### Task objective
In the records below, find each line containing the word "impartial" and copy it.

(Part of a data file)
▬▬▬▬▬▬
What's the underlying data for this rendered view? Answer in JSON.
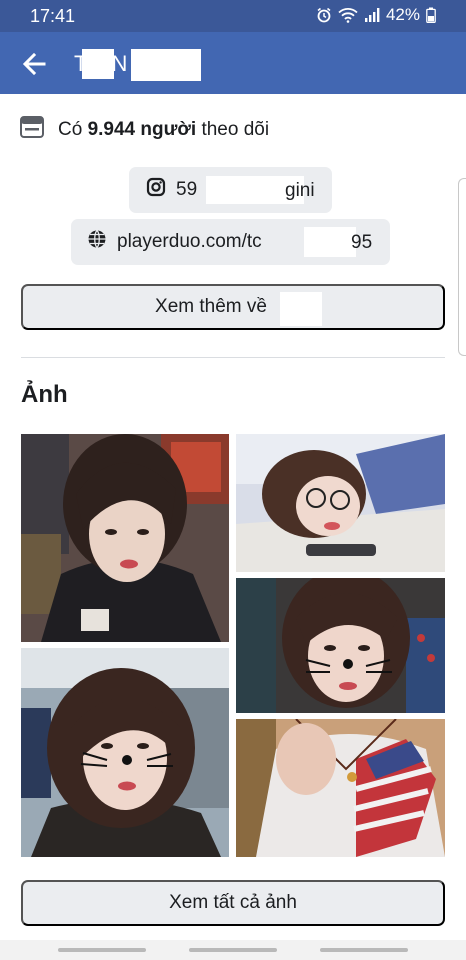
{
  "status_bar": {
    "time": "17:41",
    "battery": "42%",
    "icons": [
      "alarm-icon",
      "wifi-icon",
      "signal-icon",
      "battery-icon"
    ]
  },
  "header": {
    "title": "T    N",
    "back_icon": "arrow-left-icon",
    "background": "#4267b2"
  },
  "profile": {
    "followers_prefix": "Có ",
    "followers_count": "9.944 người",
    "followers_suffix": " theo dõi",
    "instagram_left": "59",
    "instagram_right": "gini",
    "website_left": "playerduo.com/tc",
    "website_right": "95"
  },
  "buttons": {
    "see_more": "Xem thêm về",
    "see_all_photos": "Xem tất cả ảnh"
  },
  "photos": {
    "section_title": "Ảnh",
    "count": 5
  }
}
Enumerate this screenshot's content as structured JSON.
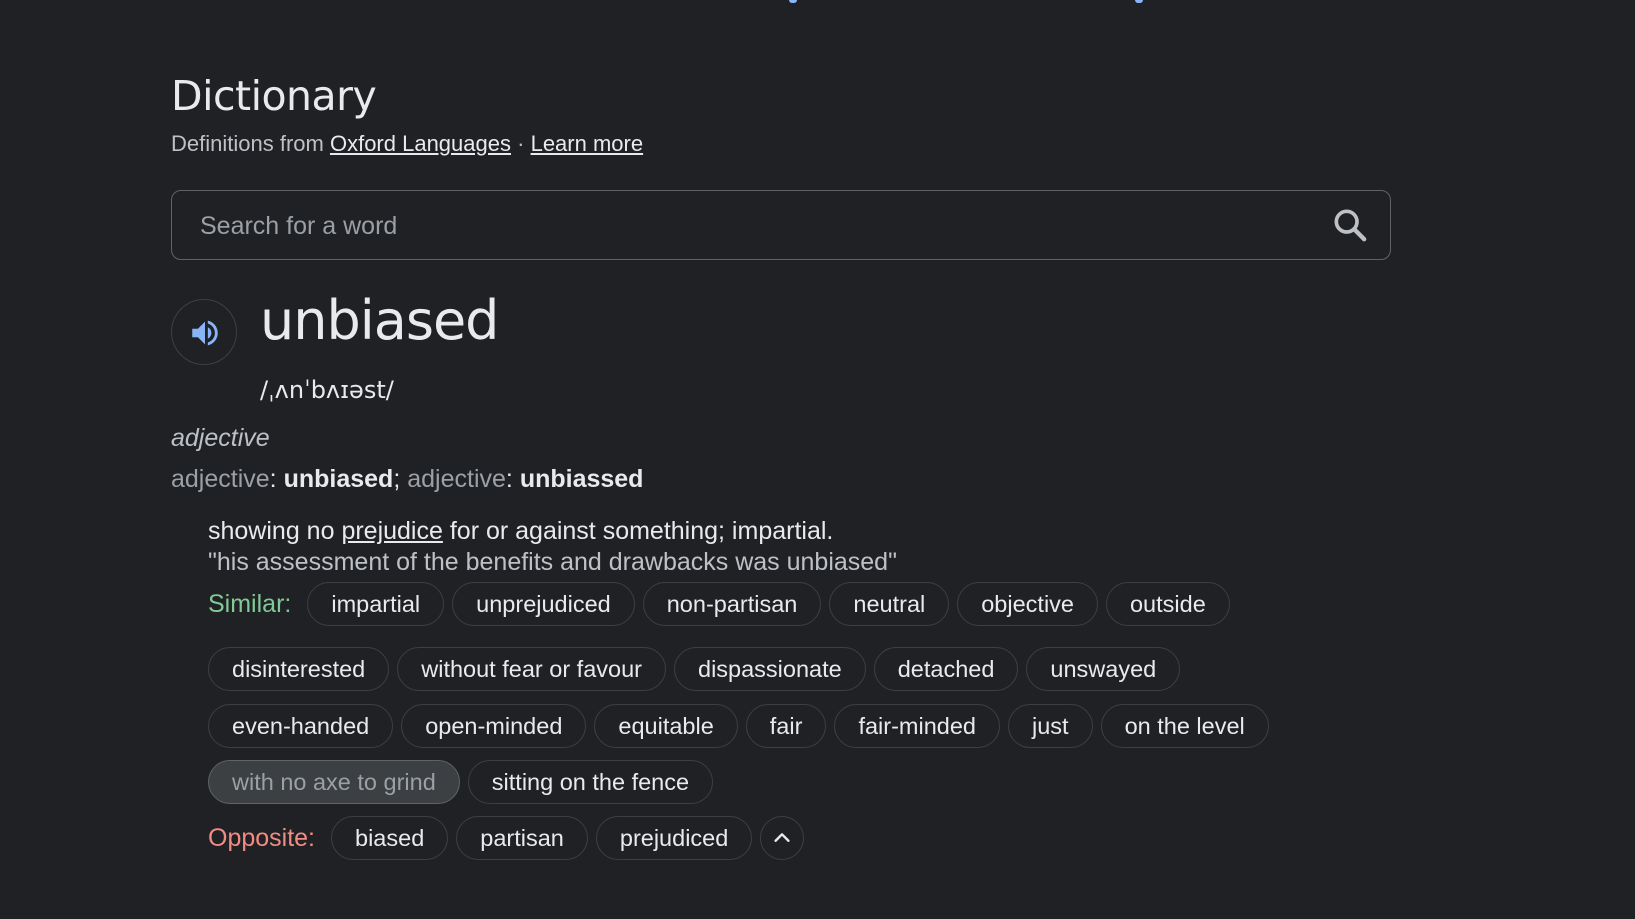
{
  "dictionary": {
    "title": "Dictionary",
    "source_prefix": "Definitions from",
    "source_link": "Oxford Languages",
    "separator": "·",
    "learn_more": "Learn more"
  },
  "search": {
    "placeholder": "Search for a word",
    "icon": "search-icon"
  },
  "entry": {
    "audio_icon": "speaker-icon",
    "word": "unbiased",
    "phonetic": "/ˌʌnˈbʌɪəst/",
    "part_of_speech": "adjective",
    "forms_label_1": "adjective",
    "form_1": "unbiased",
    "forms_label_2": "adjective",
    "form_2": "unbiassed",
    "definition_before": "showing no",
    "definition_link": "prejudice",
    "definition_after": "for or against something; impartial.",
    "example": "\"his assessment of the benefits and drawbacks was unbiased\""
  },
  "similar": {
    "label": "Similar:",
    "label_color": "#81c995",
    "rows": [
      [
        "impartial",
        "unprejudiced",
        "non-partisan",
        "neutral",
        "objective",
        "outside"
      ],
      [
        "disinterested",
        "without fear or favour",
        "dispassionate",
        "detached",
        "unswayed"
      ],
      [
        "even-handed",
        "open-minded",
        "equitable",
        "fair",
        "fair-minded",
        "just",
        "on the level"
      ],
      [
        "with no axe to grind",
        "sitting on the fence"
      ]
    ]
  },
  "opposite": {
    "label": "Opposite:",
    "label_color": "#f28b82",
    "words": [
      "biased",
      "partisan",
      "prejudiced"
    ],
    "collapse_icon": "chevron-up-icon"
  }
}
▬▬▬▬▬▬
### The reply
    "definition_after": "for or against something; impartial.",
        "impartial",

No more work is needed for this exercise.